### Goal
Select the lines that hold the word "毕业实习" and copy each one.

(Recorded data)
◆ ◆ ◆ ◆ ◆ ◆ ◆
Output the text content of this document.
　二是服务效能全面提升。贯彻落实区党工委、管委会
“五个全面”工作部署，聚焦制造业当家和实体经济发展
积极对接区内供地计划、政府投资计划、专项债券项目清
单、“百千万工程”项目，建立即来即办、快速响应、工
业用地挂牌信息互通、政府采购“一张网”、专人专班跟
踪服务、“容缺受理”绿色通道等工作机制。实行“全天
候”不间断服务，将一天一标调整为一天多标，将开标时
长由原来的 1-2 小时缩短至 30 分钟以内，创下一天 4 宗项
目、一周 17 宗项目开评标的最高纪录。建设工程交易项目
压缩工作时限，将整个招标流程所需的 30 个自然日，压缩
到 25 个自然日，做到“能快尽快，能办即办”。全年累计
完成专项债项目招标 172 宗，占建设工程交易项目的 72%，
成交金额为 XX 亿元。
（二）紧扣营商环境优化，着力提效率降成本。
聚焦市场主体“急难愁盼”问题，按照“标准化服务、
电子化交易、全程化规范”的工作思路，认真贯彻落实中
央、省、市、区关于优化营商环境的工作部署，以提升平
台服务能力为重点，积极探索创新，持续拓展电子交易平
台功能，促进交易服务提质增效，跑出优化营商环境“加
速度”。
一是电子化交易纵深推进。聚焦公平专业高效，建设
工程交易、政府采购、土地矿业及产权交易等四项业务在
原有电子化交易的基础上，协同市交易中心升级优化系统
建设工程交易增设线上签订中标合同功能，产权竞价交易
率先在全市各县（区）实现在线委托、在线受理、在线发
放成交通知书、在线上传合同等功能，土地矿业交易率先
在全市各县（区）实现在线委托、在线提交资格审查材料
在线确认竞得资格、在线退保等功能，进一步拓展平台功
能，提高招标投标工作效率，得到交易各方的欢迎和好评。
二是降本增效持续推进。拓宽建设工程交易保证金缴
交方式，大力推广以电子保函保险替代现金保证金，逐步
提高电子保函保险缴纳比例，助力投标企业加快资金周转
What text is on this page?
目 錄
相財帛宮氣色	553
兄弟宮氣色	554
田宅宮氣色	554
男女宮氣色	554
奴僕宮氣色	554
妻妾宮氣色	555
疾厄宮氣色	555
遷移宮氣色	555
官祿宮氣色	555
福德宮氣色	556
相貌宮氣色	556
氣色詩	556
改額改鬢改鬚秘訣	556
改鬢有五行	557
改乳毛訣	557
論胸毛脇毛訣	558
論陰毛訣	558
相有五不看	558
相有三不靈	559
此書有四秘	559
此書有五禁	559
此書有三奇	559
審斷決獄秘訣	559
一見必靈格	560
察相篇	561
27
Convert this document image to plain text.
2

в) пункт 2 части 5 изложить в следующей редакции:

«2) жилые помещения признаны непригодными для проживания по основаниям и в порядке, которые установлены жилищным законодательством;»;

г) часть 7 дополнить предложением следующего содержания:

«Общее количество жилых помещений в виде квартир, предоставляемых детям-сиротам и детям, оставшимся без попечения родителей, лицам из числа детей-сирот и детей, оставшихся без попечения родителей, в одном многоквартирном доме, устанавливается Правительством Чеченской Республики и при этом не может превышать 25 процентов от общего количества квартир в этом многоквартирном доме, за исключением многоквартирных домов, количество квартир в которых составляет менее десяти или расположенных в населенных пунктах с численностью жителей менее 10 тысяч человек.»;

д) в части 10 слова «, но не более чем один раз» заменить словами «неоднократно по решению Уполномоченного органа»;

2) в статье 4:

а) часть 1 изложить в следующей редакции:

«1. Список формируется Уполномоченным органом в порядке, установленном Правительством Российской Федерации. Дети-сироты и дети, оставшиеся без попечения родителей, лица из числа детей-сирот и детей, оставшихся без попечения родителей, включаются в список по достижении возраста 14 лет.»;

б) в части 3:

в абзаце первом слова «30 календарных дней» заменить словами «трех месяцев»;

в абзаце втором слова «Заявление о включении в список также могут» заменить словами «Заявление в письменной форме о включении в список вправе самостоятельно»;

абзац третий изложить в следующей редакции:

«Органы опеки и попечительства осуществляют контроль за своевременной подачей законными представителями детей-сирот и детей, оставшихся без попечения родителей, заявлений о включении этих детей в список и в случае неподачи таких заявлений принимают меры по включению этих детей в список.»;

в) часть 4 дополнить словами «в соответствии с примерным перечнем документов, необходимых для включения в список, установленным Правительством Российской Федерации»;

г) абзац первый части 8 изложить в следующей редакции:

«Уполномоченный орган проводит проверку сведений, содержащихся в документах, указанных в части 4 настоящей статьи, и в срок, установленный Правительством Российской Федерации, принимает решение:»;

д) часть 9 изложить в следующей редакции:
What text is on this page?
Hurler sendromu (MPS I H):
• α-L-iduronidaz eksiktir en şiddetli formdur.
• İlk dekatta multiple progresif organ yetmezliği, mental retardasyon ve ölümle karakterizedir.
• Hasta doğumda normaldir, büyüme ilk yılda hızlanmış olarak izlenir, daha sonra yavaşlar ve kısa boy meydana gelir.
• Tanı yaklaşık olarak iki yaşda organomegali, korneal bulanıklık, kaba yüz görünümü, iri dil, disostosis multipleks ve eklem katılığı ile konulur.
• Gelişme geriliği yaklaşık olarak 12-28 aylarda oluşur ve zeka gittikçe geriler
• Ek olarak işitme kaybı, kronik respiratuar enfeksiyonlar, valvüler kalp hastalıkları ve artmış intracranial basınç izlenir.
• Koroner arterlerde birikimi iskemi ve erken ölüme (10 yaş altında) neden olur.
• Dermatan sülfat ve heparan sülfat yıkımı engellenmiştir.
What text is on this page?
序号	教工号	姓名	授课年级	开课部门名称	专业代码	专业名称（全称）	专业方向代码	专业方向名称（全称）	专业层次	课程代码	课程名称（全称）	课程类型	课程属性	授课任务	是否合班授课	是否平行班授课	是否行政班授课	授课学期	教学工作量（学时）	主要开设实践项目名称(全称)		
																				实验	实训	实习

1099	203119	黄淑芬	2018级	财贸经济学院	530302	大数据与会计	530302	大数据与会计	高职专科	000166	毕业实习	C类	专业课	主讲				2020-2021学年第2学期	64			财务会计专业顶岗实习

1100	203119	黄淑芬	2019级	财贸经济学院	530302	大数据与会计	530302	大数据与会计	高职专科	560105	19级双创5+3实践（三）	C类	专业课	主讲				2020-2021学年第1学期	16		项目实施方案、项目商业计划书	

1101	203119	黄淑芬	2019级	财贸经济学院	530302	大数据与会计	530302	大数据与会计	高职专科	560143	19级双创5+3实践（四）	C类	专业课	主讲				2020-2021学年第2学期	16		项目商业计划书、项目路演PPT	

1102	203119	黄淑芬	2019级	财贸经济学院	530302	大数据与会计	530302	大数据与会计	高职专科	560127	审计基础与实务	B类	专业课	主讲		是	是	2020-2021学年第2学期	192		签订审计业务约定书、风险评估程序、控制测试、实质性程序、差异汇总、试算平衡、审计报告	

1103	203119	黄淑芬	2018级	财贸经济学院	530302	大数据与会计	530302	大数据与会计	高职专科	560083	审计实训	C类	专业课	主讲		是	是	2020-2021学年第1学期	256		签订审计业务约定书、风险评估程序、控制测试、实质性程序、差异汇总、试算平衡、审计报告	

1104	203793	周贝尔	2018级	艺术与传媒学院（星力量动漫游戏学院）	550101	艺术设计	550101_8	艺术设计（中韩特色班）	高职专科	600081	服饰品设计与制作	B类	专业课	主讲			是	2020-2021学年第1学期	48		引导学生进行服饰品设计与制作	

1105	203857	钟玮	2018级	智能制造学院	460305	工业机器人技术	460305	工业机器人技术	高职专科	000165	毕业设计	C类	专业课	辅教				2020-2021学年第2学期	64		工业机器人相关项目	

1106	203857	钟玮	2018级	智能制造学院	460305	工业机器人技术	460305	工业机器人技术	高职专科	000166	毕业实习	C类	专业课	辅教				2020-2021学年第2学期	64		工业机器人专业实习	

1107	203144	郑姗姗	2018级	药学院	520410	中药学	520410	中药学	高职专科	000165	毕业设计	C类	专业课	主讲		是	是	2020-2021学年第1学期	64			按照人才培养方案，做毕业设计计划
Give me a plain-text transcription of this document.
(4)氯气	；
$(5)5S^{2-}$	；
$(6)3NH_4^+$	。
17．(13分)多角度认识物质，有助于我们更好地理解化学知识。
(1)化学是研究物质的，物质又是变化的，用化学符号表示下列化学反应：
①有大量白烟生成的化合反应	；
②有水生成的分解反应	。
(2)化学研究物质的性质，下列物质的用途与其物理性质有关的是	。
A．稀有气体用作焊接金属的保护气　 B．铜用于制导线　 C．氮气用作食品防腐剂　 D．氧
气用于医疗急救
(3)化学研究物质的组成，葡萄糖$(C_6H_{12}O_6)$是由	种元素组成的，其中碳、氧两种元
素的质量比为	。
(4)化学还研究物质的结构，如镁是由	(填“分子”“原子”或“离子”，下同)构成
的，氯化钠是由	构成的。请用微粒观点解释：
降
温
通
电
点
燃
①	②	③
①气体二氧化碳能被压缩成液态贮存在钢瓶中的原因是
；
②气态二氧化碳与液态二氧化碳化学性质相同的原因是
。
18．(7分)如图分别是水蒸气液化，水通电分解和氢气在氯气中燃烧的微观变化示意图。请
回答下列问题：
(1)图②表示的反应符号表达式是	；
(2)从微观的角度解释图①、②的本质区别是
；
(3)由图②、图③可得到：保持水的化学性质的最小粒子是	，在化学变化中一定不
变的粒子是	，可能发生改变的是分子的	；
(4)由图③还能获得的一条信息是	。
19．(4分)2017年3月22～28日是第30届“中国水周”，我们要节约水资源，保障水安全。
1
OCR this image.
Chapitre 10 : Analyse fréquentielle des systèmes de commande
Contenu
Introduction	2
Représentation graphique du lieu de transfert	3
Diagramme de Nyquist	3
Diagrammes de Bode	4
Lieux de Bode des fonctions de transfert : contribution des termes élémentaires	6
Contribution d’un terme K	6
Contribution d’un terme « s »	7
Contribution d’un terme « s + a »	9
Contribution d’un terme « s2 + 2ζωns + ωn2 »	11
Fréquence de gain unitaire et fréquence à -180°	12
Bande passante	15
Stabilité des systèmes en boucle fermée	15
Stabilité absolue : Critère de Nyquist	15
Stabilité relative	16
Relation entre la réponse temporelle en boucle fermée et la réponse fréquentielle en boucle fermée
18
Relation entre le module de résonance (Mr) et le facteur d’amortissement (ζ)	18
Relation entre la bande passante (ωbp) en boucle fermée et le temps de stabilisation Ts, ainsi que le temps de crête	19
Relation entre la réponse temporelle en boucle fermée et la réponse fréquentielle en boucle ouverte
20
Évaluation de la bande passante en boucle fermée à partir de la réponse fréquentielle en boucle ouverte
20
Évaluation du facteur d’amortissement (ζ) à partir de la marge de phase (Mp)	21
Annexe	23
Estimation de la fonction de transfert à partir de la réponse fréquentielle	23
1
◆ ◆ ◆ ◆ ◆ ◆ ◆
### The output
1099	203119	黄淑芬	2018级	财贸经济学院	530302	大数据与会计	530302	大数据与会计	高职专科	000166	毕业实习	C类	专业课	主讲				2020-2021学年第2学期	64			财务会计专业顶岗实习
1106	203857	钟玮	2018级	智能制造学院	460305	工业机器人技术	460305	工业机器人技术	高职专科	000166	毕业实习	C类	专业课	辅教				2020-2021学年第2学期	64		工业机器人专业实习	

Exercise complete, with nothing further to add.